Objective
Find the lines containing the word "Drechsler" and copy every one of them.

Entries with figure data
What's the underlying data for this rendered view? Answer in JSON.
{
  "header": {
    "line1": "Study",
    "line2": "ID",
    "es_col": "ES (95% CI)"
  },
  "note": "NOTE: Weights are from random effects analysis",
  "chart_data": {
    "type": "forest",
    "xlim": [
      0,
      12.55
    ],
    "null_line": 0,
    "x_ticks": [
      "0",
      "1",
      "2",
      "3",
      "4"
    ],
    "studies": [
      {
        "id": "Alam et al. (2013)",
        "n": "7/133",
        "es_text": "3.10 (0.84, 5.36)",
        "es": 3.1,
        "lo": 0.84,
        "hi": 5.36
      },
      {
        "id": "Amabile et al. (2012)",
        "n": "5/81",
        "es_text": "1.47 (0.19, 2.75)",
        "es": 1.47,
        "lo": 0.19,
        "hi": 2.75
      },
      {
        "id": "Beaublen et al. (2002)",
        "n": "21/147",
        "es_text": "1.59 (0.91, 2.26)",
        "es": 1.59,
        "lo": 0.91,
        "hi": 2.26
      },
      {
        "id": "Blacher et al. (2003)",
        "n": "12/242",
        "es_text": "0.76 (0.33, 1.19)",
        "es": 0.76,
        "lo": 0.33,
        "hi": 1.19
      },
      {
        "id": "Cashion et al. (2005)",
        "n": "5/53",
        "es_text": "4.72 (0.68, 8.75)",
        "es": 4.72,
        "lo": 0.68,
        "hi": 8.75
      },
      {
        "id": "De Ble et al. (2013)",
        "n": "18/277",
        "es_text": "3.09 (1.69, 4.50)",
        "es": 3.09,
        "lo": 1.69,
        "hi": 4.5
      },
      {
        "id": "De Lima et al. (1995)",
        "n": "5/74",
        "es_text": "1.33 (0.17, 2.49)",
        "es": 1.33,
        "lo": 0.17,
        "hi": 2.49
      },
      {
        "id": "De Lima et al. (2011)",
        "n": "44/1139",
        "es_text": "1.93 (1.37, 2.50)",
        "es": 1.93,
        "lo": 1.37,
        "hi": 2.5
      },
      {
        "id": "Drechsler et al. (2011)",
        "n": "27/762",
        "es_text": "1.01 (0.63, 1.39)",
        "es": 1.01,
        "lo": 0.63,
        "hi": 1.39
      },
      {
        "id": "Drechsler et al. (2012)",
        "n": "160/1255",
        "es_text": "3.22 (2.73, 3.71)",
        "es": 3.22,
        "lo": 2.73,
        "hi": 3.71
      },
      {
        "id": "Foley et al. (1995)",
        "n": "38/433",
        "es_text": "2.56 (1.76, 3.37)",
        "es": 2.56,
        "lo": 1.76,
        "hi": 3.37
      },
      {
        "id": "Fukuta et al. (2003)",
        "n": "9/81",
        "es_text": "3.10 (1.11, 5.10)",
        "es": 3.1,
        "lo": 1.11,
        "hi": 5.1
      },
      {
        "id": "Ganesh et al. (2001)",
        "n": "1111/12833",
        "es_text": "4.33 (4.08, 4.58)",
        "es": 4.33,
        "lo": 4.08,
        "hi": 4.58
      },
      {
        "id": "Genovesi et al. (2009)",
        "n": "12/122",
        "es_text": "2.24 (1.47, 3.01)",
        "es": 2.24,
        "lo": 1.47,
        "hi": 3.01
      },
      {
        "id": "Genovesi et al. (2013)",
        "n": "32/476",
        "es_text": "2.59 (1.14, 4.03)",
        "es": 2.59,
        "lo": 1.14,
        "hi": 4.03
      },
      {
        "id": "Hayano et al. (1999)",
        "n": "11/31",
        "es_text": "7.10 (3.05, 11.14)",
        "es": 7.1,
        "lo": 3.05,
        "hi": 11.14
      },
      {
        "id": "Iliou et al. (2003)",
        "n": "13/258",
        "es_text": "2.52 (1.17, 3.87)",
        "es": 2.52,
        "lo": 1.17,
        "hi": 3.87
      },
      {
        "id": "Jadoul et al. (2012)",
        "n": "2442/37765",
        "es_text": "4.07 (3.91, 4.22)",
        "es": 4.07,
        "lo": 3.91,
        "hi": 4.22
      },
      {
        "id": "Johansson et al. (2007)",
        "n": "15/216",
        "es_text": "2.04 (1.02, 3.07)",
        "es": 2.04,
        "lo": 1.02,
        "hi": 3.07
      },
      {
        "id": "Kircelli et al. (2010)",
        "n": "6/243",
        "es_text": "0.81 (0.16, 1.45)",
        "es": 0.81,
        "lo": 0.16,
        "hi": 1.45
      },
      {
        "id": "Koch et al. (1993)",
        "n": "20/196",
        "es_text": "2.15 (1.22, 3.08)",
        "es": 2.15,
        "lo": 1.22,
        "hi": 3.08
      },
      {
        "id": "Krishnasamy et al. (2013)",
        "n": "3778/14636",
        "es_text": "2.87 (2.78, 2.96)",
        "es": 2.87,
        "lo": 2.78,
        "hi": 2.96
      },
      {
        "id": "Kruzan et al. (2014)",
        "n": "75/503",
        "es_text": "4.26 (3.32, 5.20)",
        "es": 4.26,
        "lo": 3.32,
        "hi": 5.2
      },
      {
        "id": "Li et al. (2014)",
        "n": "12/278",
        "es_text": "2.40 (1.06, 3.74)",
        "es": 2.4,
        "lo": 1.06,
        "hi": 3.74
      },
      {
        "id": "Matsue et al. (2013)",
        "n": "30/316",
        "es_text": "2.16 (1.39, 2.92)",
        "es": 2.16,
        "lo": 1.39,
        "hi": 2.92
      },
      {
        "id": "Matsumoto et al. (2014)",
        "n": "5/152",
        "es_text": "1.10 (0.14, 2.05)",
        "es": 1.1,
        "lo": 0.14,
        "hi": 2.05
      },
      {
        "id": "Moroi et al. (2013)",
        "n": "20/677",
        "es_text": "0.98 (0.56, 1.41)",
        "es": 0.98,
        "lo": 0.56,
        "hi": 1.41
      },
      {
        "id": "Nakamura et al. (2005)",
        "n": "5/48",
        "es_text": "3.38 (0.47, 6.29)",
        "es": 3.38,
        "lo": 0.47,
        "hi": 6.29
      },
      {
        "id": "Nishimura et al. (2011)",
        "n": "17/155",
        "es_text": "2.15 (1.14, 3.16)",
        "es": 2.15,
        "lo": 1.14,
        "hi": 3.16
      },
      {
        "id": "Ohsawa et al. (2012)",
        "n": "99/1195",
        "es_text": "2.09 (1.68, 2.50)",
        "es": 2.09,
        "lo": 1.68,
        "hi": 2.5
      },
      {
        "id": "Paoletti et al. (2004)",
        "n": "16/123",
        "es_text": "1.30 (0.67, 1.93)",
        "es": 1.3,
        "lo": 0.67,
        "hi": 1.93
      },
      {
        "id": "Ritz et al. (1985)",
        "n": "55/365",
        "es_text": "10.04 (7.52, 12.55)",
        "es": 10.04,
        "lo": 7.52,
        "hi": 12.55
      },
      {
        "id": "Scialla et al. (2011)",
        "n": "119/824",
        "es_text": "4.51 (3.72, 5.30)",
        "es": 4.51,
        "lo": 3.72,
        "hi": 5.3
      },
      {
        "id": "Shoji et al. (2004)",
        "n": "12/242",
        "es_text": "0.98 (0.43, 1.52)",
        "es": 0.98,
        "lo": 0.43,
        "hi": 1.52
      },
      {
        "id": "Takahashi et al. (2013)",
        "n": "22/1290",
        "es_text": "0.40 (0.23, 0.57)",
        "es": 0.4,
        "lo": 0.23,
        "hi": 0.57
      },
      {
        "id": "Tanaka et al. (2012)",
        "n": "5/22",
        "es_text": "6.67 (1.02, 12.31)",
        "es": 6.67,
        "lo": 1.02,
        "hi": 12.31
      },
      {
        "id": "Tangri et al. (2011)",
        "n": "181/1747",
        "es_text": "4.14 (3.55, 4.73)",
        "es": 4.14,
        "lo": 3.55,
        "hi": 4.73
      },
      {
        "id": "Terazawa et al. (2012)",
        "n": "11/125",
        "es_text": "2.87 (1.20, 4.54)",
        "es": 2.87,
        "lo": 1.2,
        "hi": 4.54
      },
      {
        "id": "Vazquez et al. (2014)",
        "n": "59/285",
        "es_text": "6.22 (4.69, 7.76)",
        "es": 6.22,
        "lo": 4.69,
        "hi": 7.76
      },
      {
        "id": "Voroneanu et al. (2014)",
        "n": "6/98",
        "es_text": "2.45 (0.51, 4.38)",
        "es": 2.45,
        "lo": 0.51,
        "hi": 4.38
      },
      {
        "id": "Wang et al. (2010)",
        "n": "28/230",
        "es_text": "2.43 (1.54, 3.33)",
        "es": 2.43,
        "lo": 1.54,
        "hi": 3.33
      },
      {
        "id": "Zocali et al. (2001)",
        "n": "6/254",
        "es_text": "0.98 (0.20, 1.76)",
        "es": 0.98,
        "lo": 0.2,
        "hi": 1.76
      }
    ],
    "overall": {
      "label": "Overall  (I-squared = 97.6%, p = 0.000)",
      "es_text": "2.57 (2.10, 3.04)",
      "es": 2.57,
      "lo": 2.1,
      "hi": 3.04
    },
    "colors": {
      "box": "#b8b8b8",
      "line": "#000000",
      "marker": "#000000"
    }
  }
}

Expected output
        "id": "Drechsler et al. (2011)",
        "id": "Drechsler et al. (2012)",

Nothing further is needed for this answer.